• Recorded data
───

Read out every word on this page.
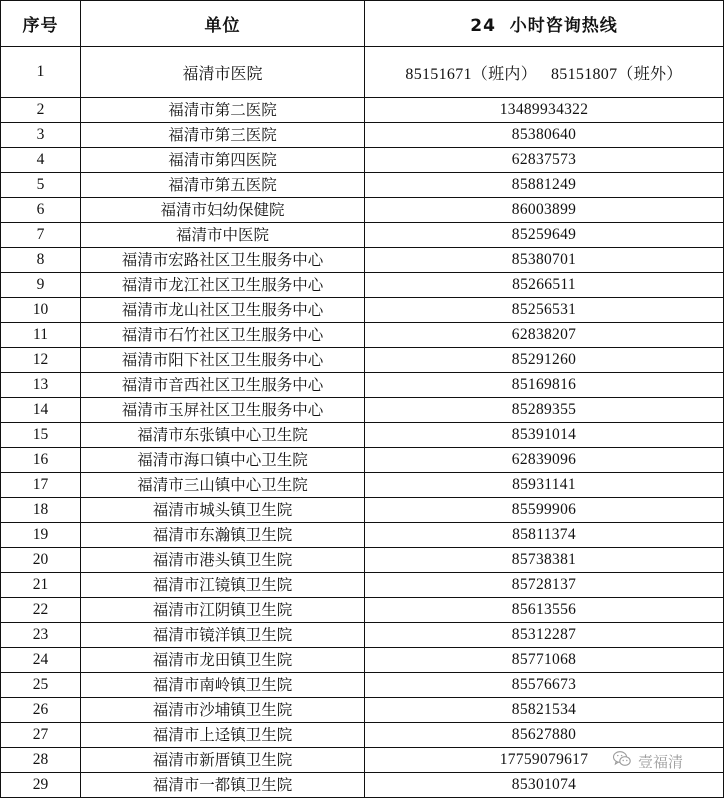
序号	单位	24  小时咨询热线
1	福清市医院	85151671（班内） 85151807（班外）
2	福清市第二医院	13489934322
3	福清市第三医院	85380640
4	福清市第四医院	62837573
5	福清市第五医院	85881249
6	福清市妇幼保健院	86003899
7	福清市中医院	85259649
8	福清市宏路社区卫生服务中心	85380701
9	福清市龙江社区卫生服务中心	85266511
10	福清市龙山社区卫生服务中心	85256531
11	福清市石竹社区卫生服务中心	62838207
12	福清市阳下社区卫生服务中心	85291260
13	福清市音西社区卫生服务中心	85169816
14	福清市玉屏社区卫生服务中心	85289355
15	福清市东张镇中心卫生院	85391014
16	福清市海口镇中心卫生院	62839096
17	福清市三山镇中心卫生院	85931141
18	福清市城头镇卫生院	85599906
19	福清市东瀚镇卫生院	85811374
20	福清市港头镇卫生院	85738381
21	福清市江镜镇卫生院	85728137
22	福清市江阴镇卫生院	85613556
23	福清市镜洋镇卫生院	85312287
24	福清市龙田镇卫生院	85771068
25	福清市南岭镇卫生院	85576673
26	福清市沙埔镇卫生院	85821534
27	福清市上迳镇卫生院	85627880
28	福清市新厝镇卫生院	17759079617
29	福清市一都镇卫生院	85301074
壹福清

───

• What you will do
Your task is to reproduce all of the material exactly. The pictures stay out.

• Result of the exercise
Read out every word on this page.
序号	单位	24  小时咨询热线
1	福清市医院	85151671（班内） 85151807（班外）
2	福清市第二医院	13489934322
3	福清市第三医院	85380640
4	福清市第四医院	62837573
5	福清市第五医院	85881249
6	福清市妇幼保健院	86003899
7	福清市中医院	85259649
8	福清市宏路社区卫生服务中心	85380701
9	福清市龙江社区卫生服务中心	85266511
10	福清市龙山社区卫生服务中心	85256531
11	福清市石竹社区卫生服务中心	62838207
12	福清市阳下社区卫生服务中心	85291260
13	福清市音西社区卫生服务中心	85169816
14	福清市玉屏社区卫生服务中心	85289355
15	福清市东张镇中心卫生院	85391014
16	福清市海口镇中心卫生院	62839096
17	福清市三山镇中心卫生院	85931141
18	福清市城头镇卫生院	85599906
19	福清市东瀚镇卫生院	85811374
20	福清市港头镇卫生院	85738381
21	福清市江镜镇卫生院	85728137
22	福清市江阴镇卫生院	85613556
23	福清市镜洋镇卫生院	85312287
24	福清市龙田镇卫生院	85771068
25	福清市南岭镇卫生院	85576673
26	福清市沙埔镇卫生院	85821534
27	福清市上迳镇卫生院	85627880
28	福清市新厝镇卫生院	17759079617
29	福清市一都镇卫生院	85301074
壹福清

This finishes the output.